→ Exercise inputs

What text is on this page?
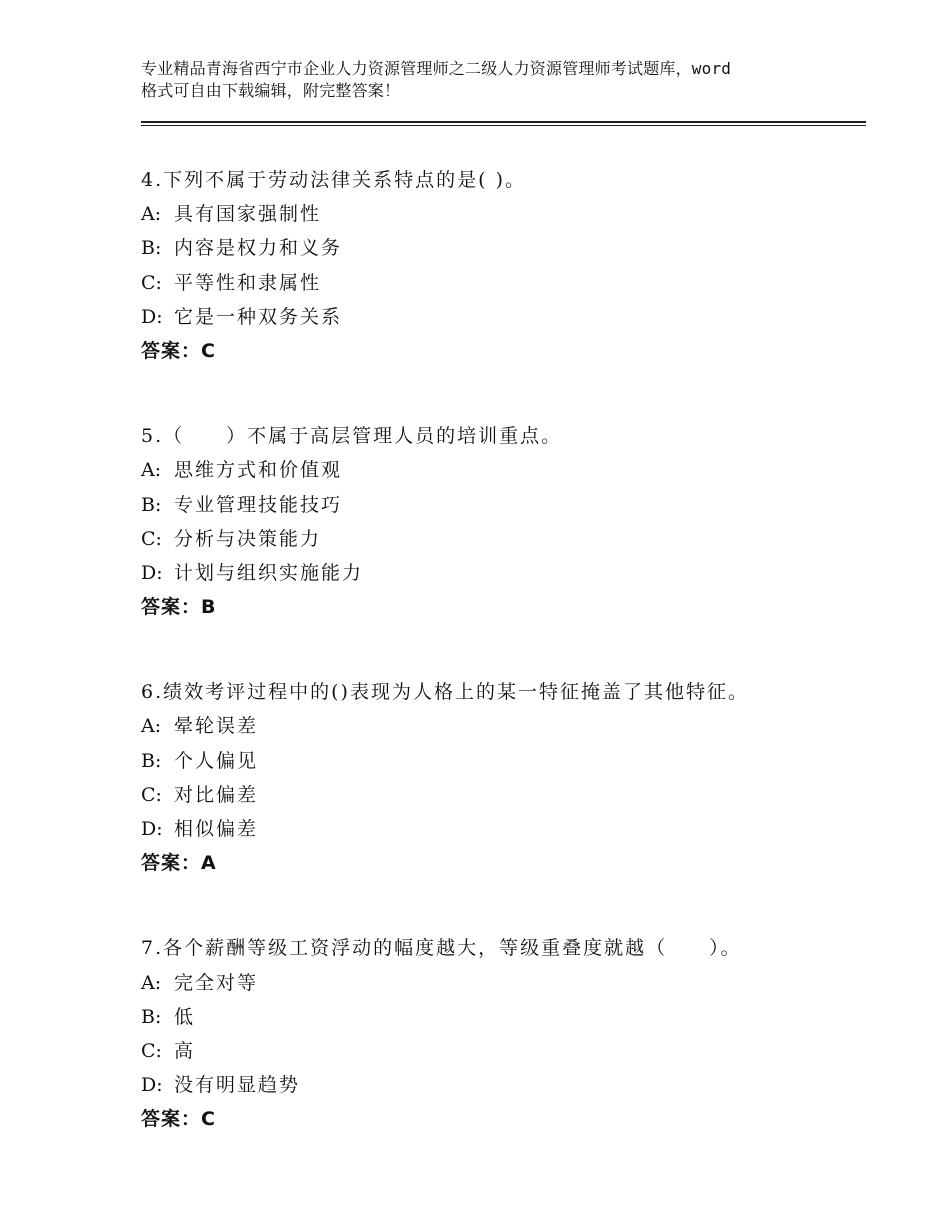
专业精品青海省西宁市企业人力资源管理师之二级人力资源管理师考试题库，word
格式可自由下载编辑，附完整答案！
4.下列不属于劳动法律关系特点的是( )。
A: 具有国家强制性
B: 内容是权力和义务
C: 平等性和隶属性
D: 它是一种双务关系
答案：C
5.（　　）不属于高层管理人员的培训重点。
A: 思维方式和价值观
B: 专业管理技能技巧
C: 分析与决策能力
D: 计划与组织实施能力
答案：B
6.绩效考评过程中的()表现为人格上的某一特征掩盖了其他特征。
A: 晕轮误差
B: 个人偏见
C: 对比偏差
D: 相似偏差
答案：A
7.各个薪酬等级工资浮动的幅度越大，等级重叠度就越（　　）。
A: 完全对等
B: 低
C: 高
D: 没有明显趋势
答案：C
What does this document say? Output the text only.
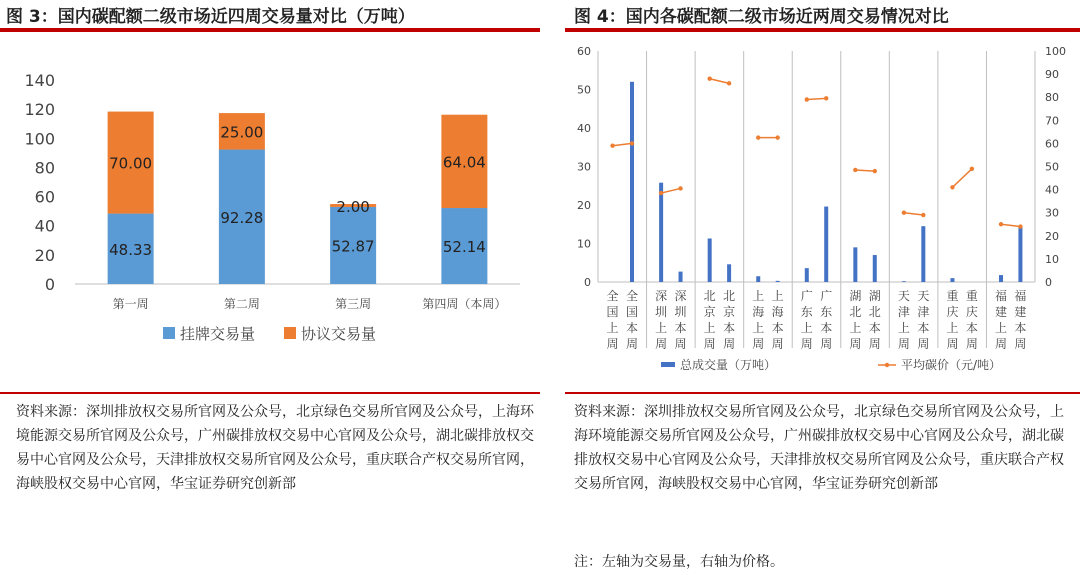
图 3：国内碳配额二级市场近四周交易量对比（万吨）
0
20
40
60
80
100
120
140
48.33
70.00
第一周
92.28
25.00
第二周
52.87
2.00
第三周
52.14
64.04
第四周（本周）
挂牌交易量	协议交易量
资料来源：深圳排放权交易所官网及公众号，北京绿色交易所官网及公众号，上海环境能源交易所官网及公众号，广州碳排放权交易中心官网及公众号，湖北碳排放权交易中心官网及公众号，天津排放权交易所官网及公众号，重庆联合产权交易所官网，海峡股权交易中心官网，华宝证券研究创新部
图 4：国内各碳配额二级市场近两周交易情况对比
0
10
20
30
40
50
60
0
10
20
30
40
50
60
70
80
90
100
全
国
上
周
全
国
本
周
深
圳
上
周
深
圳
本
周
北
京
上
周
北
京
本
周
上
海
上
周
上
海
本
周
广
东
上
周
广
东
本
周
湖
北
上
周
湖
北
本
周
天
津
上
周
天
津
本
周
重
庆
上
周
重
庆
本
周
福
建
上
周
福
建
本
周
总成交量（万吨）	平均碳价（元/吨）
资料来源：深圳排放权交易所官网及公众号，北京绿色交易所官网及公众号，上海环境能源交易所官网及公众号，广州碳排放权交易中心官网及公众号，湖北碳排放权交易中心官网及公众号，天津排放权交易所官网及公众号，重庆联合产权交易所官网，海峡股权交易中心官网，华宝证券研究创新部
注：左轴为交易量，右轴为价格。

→ Exercise objective
Only a number is wanted: how many lines of the data above contain "What"?

→ Complete response
2